(Task description): From the records below, pull each line that has "когда".

(Supplied data):
╭──

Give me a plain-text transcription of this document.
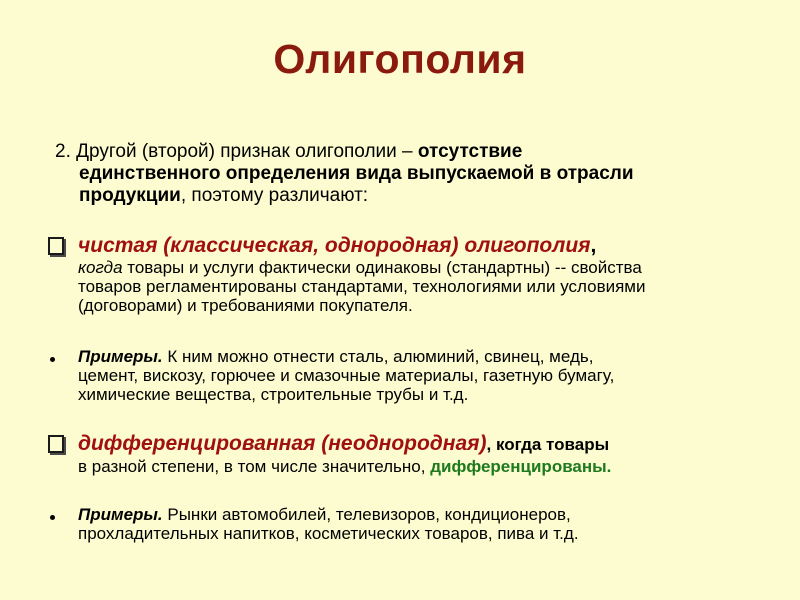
Олигополия
2. Другой (второй) признак олигополии – отсутствие
единственного определения вида выпускаемой в отрасли
продукции, поэтому различают:
чистая (классическая, однородная) олигополия,
когда товары и услуги фактически одинаковы (стандартны) -- свойства
товаров регламентированы стандартами, технологиями или условиями
(договорами) и требованиями покупателя.
Примеры. К ним можно отнести сталь, алюминий, свинец, медь,
цемент, вискозу, горючее и смазочные материалы, газетную бумагу,
химические вещества, строительные трубы и т.д.
дифференцированная (неоднородная), когда товары
в разной степени, в том числе значительно, дифференцированы.
Примеры. Рынки автомобилей, телевизоров, кондиционеров,
прохладительных напитков, косметических товаров, пива и т.д.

╰──

(Output):
когда товары и услуги фактически одинаковы (стандартны) -- свойства
дифференцированная (неоднородная), когда товары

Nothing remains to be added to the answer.